→ **Dataset items**:
[Start]
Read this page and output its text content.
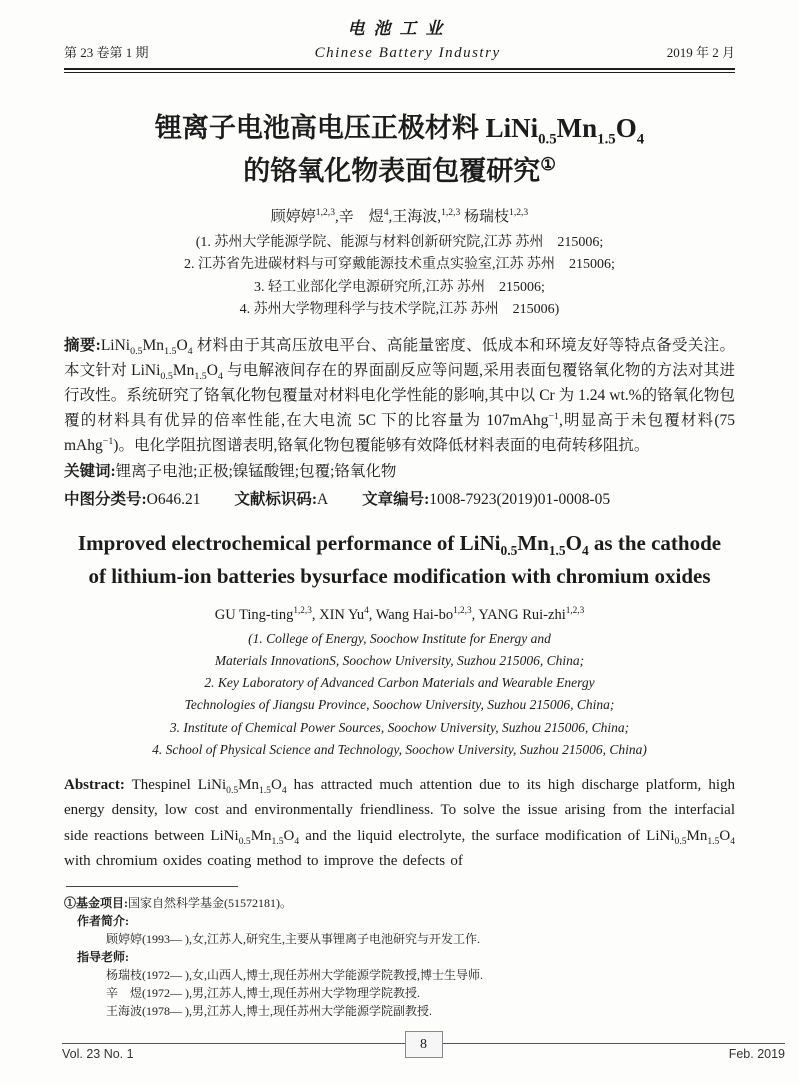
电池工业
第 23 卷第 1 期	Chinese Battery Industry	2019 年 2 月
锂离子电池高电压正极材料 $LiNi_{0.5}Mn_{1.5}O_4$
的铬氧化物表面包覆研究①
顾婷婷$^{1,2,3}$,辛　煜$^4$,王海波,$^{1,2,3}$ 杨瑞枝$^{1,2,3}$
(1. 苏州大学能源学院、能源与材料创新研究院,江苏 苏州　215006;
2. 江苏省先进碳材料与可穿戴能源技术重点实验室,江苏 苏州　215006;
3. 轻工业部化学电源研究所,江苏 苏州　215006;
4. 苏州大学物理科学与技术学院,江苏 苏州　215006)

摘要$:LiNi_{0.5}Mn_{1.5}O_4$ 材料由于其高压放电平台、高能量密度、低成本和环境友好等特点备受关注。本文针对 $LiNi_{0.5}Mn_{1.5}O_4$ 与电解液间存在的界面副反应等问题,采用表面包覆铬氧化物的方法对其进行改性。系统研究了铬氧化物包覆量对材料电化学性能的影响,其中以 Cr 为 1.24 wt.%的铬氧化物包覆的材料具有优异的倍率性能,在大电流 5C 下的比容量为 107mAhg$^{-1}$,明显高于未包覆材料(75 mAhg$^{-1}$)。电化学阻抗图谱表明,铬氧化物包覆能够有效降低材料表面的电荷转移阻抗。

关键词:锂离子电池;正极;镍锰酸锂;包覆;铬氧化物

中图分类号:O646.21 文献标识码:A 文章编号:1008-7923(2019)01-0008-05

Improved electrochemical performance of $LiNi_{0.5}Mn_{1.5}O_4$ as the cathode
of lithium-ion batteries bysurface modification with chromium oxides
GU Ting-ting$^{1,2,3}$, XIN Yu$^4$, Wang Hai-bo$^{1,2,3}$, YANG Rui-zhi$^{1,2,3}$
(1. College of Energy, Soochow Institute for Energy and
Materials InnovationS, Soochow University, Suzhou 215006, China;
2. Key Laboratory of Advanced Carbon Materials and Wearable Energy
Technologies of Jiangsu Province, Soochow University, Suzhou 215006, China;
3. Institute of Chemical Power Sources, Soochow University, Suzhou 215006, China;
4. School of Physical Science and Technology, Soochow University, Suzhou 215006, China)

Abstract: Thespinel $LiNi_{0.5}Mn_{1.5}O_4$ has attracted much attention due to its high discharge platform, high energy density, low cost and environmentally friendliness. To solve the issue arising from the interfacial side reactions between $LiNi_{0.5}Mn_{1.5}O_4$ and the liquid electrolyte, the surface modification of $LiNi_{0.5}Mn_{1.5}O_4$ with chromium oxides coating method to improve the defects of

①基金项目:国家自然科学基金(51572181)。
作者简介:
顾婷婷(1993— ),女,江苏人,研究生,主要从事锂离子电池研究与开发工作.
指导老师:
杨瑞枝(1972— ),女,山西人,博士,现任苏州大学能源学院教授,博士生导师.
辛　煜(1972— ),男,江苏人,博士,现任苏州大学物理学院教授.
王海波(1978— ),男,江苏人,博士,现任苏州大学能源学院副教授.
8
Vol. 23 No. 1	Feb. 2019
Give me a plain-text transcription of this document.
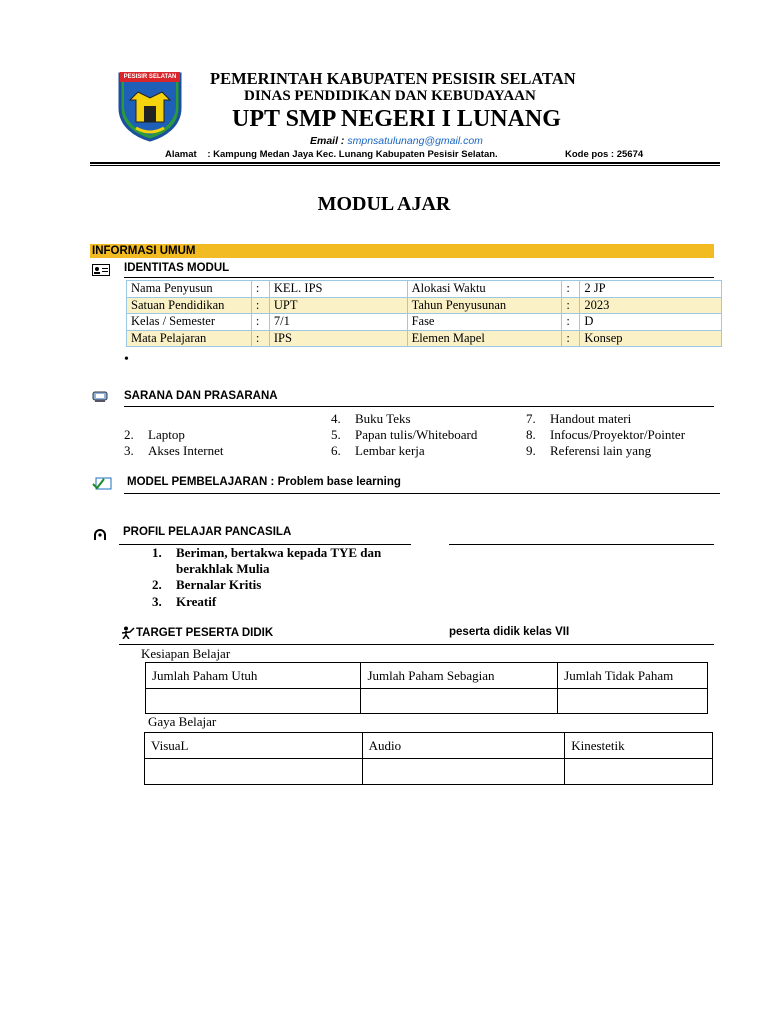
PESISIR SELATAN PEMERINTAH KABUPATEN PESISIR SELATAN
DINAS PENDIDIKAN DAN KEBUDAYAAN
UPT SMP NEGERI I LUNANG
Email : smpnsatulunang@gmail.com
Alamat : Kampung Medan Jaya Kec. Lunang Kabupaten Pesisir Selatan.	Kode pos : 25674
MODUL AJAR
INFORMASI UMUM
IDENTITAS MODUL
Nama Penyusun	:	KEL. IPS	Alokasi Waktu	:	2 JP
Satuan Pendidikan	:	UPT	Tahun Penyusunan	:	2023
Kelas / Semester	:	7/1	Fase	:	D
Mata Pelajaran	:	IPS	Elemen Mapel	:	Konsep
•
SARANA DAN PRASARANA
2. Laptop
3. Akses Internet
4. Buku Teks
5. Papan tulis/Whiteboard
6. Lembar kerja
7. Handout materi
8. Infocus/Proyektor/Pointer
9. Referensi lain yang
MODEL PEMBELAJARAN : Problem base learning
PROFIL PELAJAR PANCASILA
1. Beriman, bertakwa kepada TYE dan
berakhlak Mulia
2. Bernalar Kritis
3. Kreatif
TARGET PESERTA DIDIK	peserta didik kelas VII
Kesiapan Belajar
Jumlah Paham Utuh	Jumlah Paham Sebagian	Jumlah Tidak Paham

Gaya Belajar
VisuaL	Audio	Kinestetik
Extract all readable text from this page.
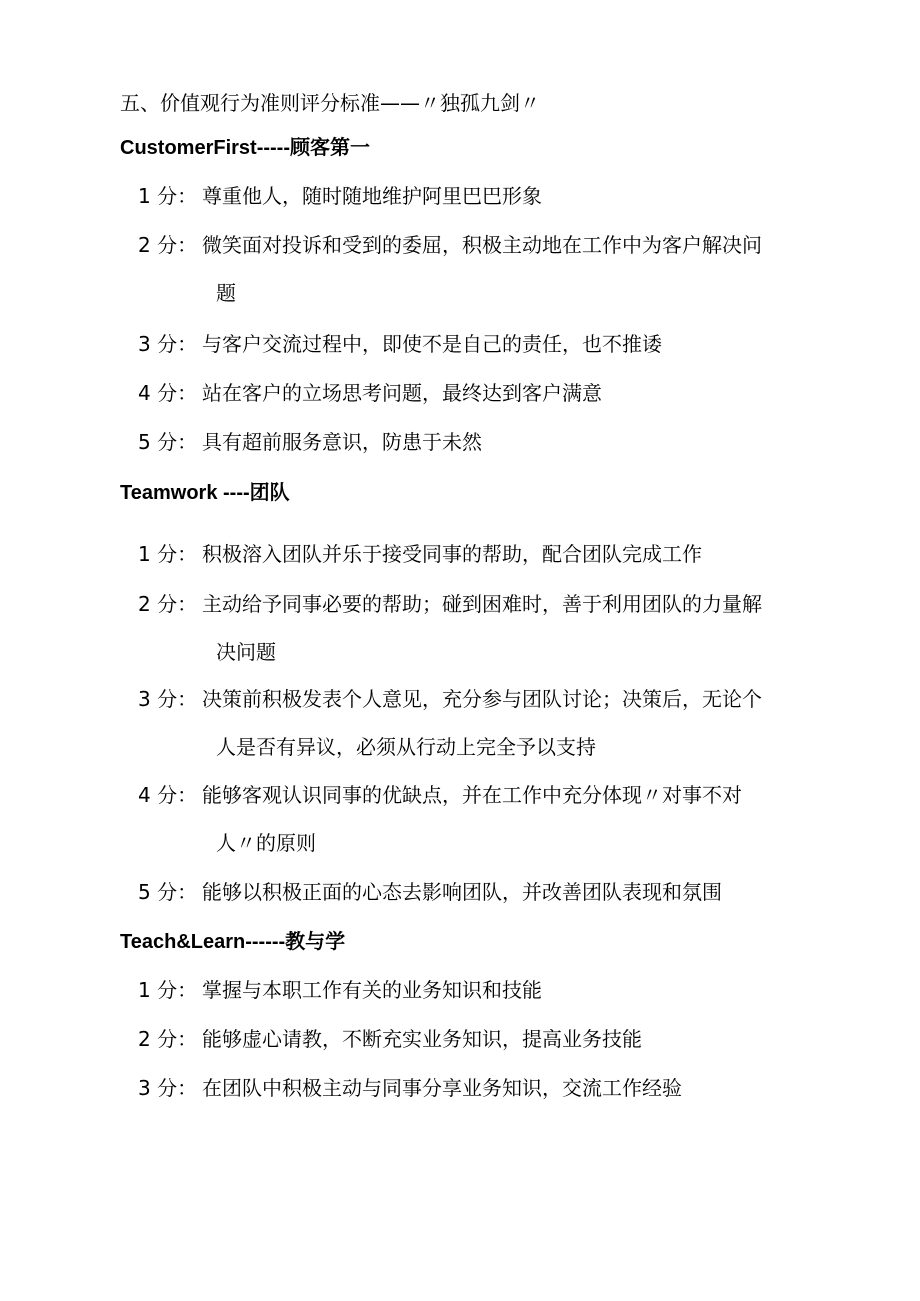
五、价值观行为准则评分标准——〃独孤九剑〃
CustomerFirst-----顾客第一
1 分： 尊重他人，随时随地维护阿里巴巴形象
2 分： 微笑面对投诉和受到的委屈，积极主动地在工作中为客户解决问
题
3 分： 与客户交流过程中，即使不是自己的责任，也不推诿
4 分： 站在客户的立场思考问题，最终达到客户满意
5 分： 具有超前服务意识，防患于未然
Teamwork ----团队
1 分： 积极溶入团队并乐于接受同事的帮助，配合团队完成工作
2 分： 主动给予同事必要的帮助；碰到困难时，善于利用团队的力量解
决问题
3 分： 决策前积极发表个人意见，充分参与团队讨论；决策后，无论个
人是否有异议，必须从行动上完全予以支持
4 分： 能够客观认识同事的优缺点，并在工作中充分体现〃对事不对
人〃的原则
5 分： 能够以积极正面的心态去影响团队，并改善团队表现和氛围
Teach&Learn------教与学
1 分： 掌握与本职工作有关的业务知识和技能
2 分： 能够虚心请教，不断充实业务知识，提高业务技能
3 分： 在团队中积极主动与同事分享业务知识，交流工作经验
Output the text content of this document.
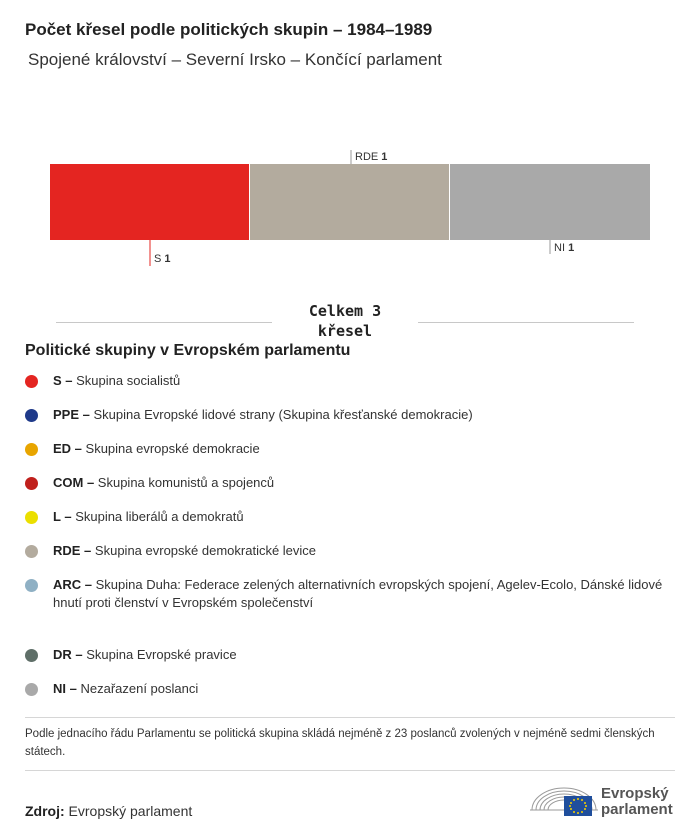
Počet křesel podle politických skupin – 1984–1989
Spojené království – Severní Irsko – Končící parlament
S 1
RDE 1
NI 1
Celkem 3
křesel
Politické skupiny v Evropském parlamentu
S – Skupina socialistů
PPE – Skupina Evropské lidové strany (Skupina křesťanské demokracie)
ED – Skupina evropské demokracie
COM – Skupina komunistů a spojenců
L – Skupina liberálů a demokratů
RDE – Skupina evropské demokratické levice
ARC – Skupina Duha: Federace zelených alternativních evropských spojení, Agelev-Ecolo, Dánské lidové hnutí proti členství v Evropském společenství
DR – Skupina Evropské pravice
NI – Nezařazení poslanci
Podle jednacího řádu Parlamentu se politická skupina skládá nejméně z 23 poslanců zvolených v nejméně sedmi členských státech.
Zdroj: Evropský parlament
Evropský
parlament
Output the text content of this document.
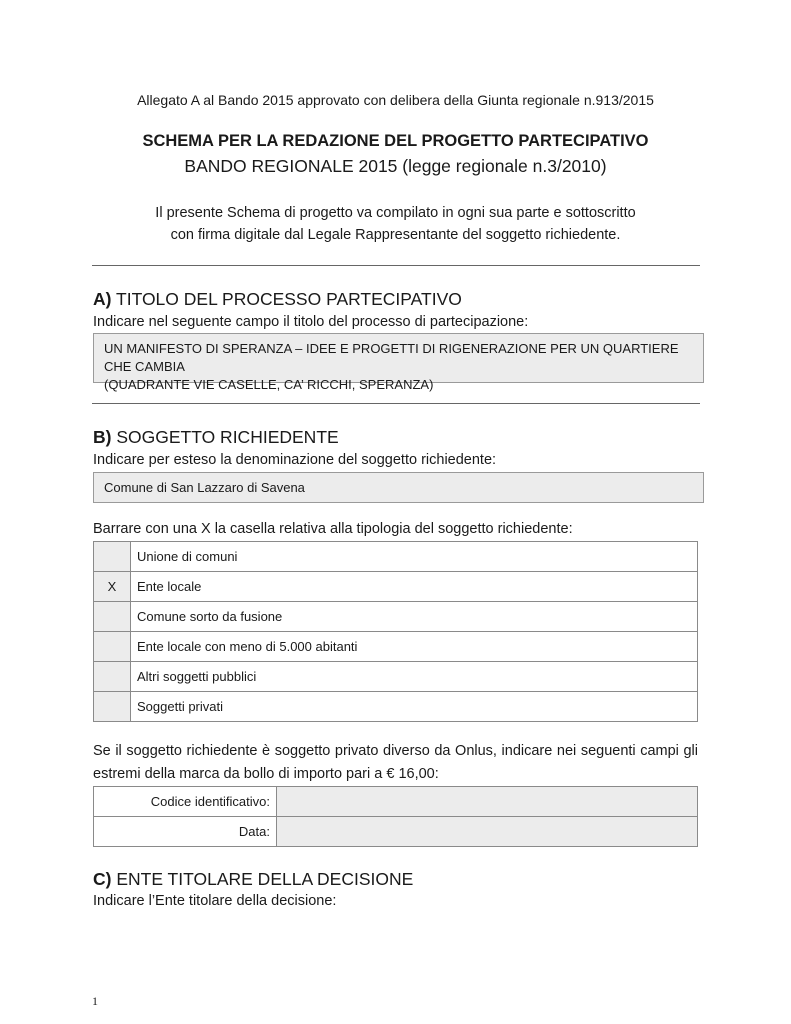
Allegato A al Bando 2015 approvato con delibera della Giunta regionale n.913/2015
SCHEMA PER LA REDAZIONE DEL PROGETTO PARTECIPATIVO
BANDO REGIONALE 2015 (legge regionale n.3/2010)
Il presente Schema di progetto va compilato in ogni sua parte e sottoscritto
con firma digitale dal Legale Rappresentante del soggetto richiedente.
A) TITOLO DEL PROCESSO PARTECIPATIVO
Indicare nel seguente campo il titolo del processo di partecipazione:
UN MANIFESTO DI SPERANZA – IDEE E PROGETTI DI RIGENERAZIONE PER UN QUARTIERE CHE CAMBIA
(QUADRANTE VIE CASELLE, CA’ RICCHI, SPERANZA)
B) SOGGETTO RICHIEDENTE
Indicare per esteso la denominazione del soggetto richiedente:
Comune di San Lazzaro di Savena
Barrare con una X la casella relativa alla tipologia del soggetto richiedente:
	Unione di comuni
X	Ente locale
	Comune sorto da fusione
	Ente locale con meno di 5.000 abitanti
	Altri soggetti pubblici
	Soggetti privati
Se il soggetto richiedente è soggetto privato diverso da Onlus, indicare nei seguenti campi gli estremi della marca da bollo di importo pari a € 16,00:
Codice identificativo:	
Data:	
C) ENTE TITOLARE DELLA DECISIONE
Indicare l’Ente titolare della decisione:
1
[End]
→ **Task requirements**: Gather all lines where the word "Evropském" appears.

→ **Result**:
Politické skupiny v Evropském parlamentu
ARC – Skupina Duha: Federace zelených alternativních evropských spojení, Agelev-Ecolo, Dánské lidové hnutí proti členství v Evropském společenství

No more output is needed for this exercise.